- The exercise -
Each entry below is to be transcribed exactly.

§ §

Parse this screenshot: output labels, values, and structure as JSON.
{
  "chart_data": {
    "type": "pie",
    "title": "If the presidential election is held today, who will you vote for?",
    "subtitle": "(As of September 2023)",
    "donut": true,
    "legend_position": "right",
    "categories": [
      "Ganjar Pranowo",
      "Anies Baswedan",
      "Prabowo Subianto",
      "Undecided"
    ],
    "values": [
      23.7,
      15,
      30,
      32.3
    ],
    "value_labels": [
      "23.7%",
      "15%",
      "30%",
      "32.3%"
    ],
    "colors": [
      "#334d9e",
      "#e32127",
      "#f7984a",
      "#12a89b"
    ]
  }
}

§ §

- Response below -
Parse this screenshot: output labels, values, and structure as JSON.
{
  "chart_data": {
    "type": "pie",
    "title": "If the presidential election is held today, who will you vote for?",
    "subtitle": "(As of September 2023)",
    "donut": true,
    "legend_position": "right",
    "categories": [
      "Ganjar Pranowo",
      "Anies Baswedan",
      "Prabowo Subianto",
      "Undecided"
    ],
    "values": [
      23.7,
      15,
      30,
      32.3
    ],
    "value_labels": [
      "23.7%",
      "15%",
      "30%",
      "32.3%"
    ],
    "colors": [
      "#334d9e",
      "#e32127",
      "#f7984a",
      "#12a89b"
    ]
  }
}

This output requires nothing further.